Records contained in a dataset:
[BEGIN]

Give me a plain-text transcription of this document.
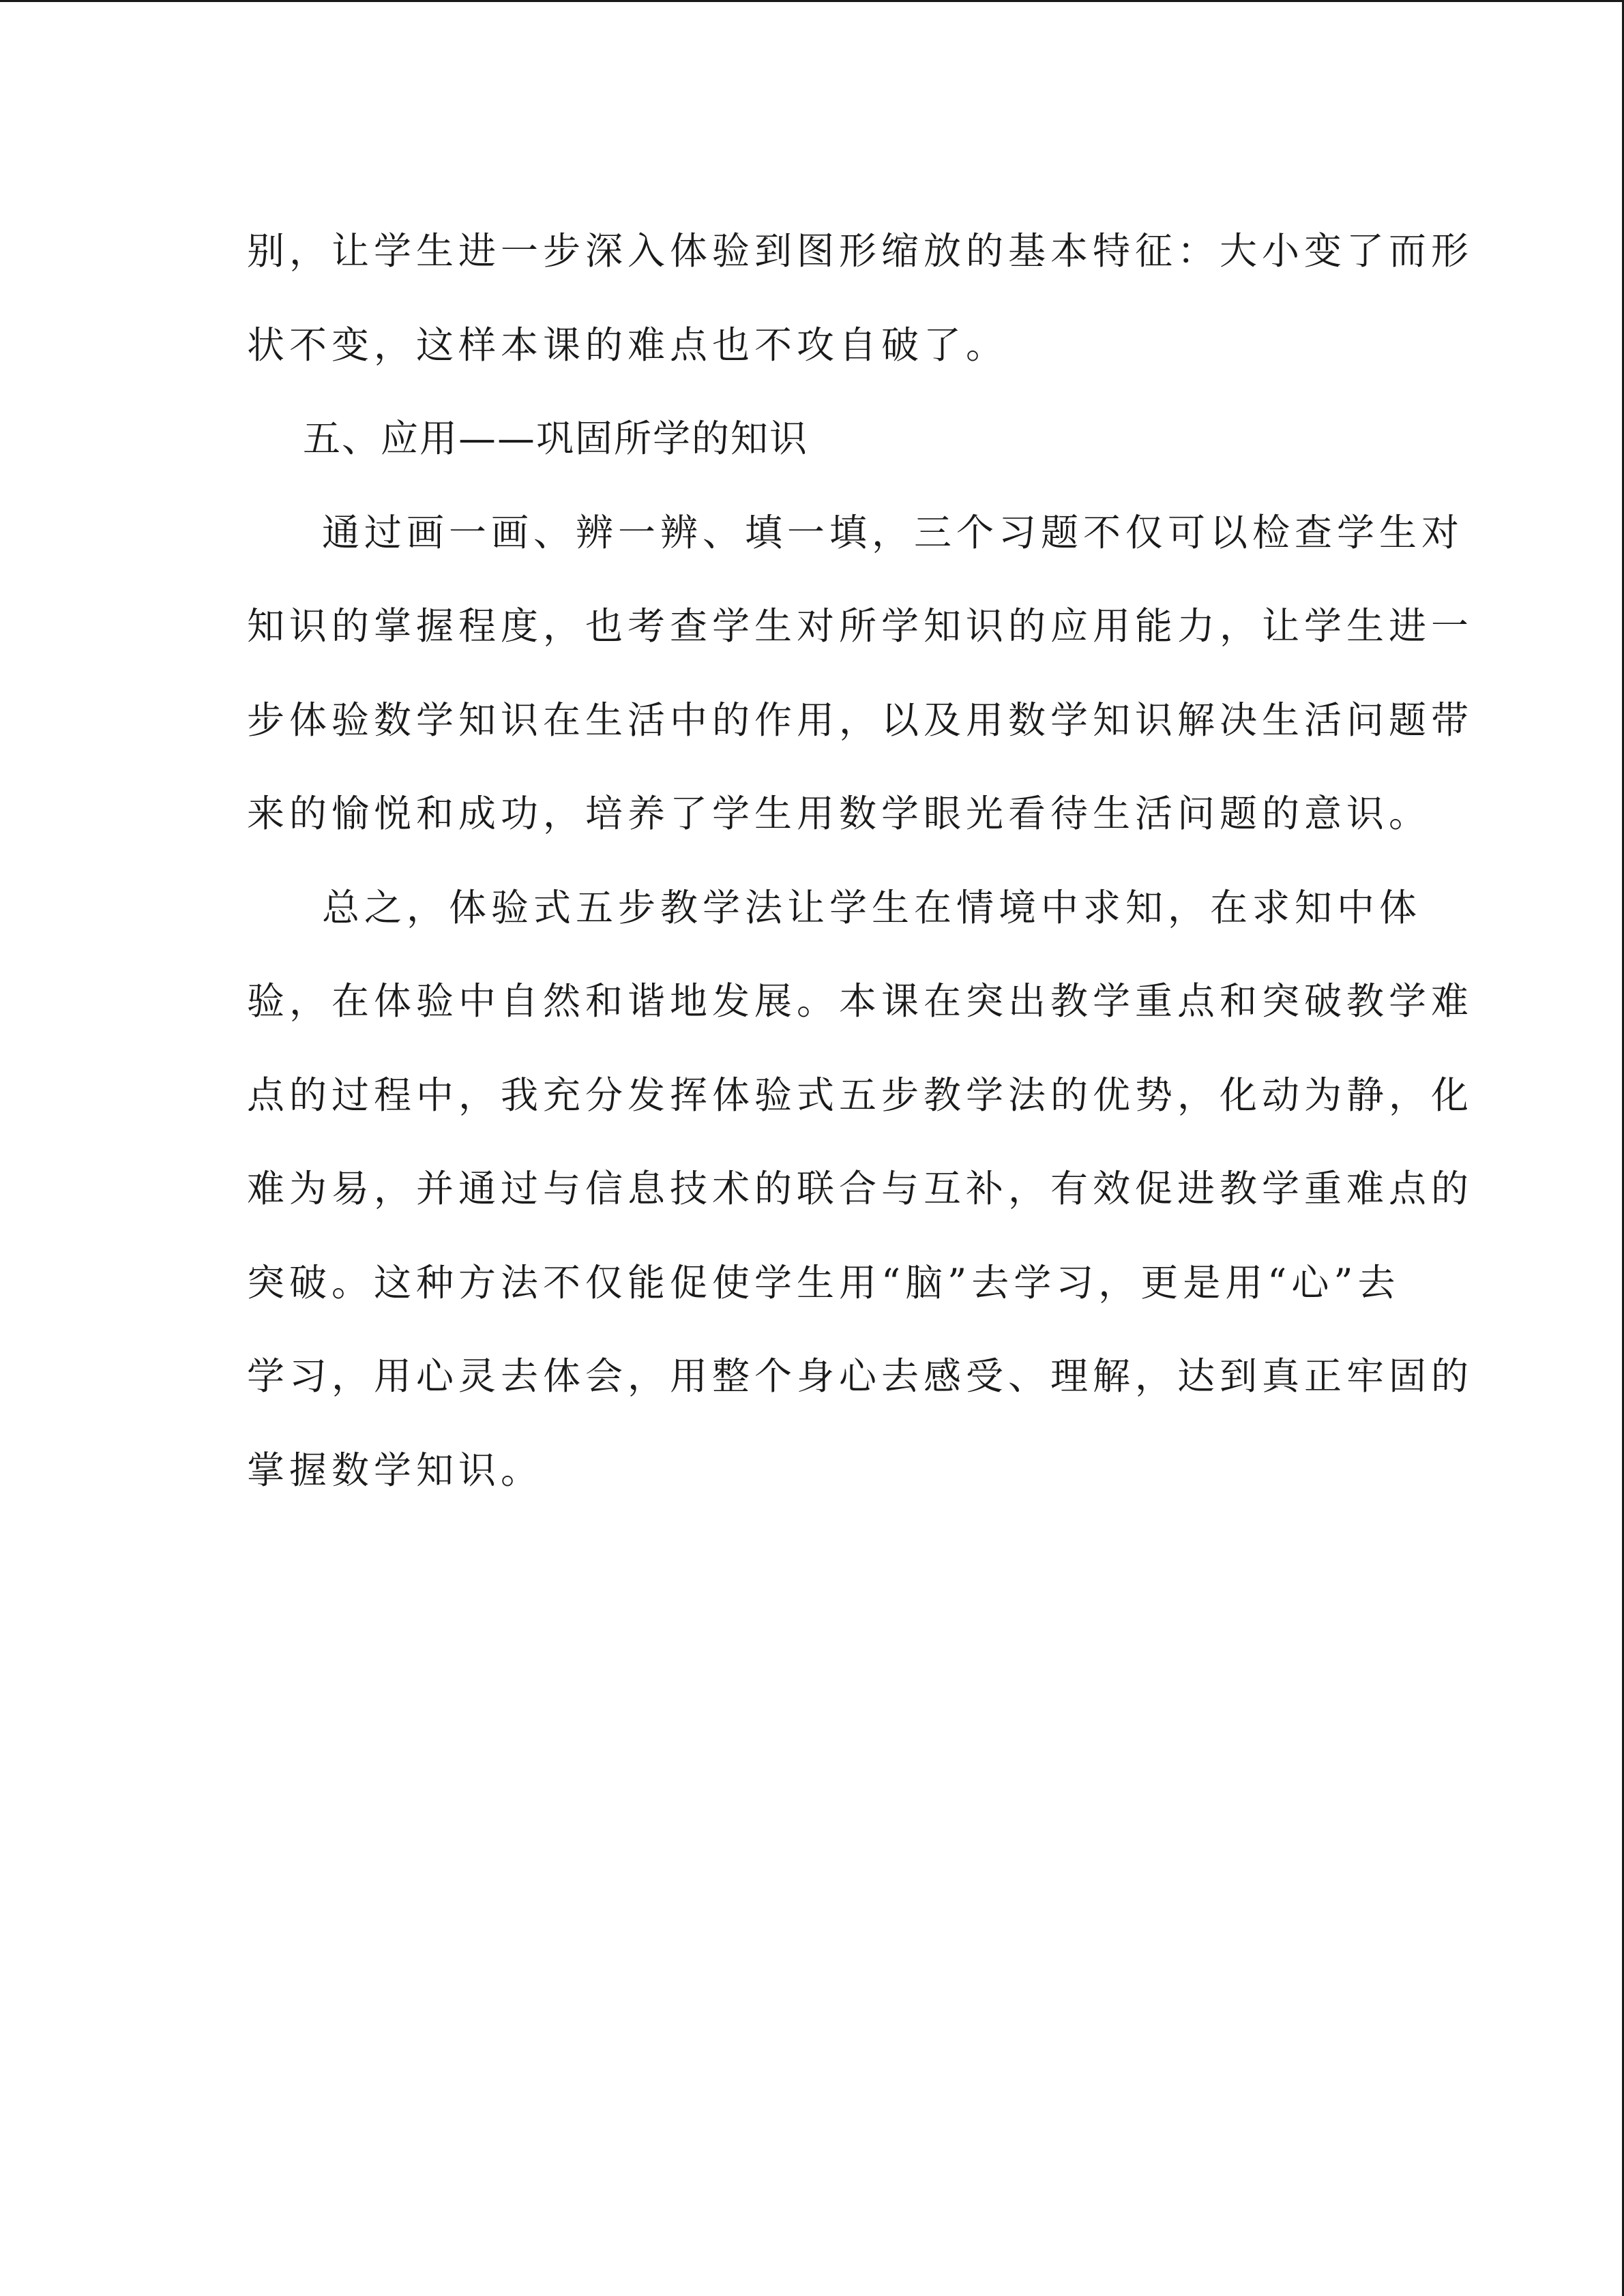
别，让学生进一步深入体验到图形缩放的基本特征：大小变了而形
状不变，这样本课的难点也不攻自破了。
五、应用——巩固所学的知识
通过画一画、辨一辨、填一填，三个习题不仅可以检查学生对
知识的掌握程度，也考查学生对所学知识的应用能力，让学生进一
步体验数学知识在生活中的作用，以及用数学知识解决生活问题带
来的愉悦和成功，培养了学生用数学眼光看待生活问题的意识。
总之，体验式五步教学法让学生在情境中求知，在求知中体
验，在体验中自然和谐地发展。本课在突出教学重点和突破教学难
点的过程中，我充分发挥体验式五步教学法的优势，化动为静，化
难为易，并通过与信息技术的联合与互补，有效促进教学重难点的
突破。这种方法不仅能促使学生用“脑”去学习，更是用“心”去
学习，用心灵去体会，用整个身心去感受、理解，达到真正牢固的
掌握数学知识。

[END]

Copy every record above exactly, leaving out any pictures.

Give me a plain-text transcription of this document.
别，让学生进一步深入体验到图形缩放的基本特征：大小变了而形
状不变，这样本课的难点也不攻自破了。
五、应用——巩固所学的知识
通过画一画、辨一辨、填一填，三个习题不仅可以检查学生对
知识的掌握程度，也考查学生对所学知识的应用能力，让学生进一
步体验数学知识在生活中的作用，以及用数学知识解决生活问题带
来的愉悦和成功，培养了学生用数学眼光看待生活问题的意识。
总之，体验式五步教学法让学生在情境中求知，在求知中体
验，在体验中自然和谐地发展。本课在突出教学重点和突破教学难
点的过程中，我充分发挥体验式五步教学法的优势，化动为静，化
难为易，并通过与信息技术的联合与互补，有效促进教学重难点的
突破。这种方法不仅能促使学生用“脑”去学习，更是用“心”去
学习，用心灵去体会，用整个身心去感受、理解，达到真正牢固的
掌握数学知识。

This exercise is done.